◆ **AIM OF THE EXERCISE**: Go through the data below and gather each line containing "icon".

# start of EXERCISE MATERIALS

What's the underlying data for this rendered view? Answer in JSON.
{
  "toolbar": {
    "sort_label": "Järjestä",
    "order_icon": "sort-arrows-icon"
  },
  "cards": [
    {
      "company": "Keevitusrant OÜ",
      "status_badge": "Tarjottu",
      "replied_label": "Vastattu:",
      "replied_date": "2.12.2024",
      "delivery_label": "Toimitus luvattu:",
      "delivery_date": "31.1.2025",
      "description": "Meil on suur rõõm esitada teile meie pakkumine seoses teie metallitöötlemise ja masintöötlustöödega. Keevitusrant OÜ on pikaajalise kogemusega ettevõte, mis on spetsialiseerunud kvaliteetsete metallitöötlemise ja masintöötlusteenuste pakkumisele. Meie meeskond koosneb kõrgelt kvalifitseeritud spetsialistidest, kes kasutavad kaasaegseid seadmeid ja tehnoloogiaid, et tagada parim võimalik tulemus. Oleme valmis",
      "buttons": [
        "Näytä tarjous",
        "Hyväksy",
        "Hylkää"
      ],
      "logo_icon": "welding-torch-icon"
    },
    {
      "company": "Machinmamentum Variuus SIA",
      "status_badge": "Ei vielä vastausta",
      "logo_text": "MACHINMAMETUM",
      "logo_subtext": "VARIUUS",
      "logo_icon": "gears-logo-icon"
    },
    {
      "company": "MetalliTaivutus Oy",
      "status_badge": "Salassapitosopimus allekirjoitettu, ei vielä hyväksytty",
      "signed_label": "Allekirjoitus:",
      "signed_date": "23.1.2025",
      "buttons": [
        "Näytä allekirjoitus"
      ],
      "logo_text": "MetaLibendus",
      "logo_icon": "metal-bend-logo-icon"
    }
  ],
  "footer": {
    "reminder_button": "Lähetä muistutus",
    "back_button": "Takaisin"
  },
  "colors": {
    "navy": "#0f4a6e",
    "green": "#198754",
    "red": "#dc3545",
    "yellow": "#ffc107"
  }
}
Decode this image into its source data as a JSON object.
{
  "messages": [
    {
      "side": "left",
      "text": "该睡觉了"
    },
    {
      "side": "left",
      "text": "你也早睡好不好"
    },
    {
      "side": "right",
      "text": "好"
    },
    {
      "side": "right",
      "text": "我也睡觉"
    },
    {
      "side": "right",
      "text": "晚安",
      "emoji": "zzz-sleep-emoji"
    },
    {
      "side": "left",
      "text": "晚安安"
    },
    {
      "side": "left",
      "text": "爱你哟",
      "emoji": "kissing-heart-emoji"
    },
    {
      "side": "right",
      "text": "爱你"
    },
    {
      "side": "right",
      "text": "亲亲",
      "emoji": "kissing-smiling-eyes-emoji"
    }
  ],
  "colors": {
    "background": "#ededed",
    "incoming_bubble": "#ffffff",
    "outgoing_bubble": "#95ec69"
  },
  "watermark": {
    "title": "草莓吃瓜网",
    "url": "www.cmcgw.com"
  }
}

# end of EXERCISE MATERIALS

◆ **ANSWER TO THE PROBLEM**:
    "order_icon": "sort-arrows-icon"
      "logo_icon": "welding-torch-icon"
      "logo_icon": "gears-logo-icon"
      "logo_icon": "metal-bend-logo-icon"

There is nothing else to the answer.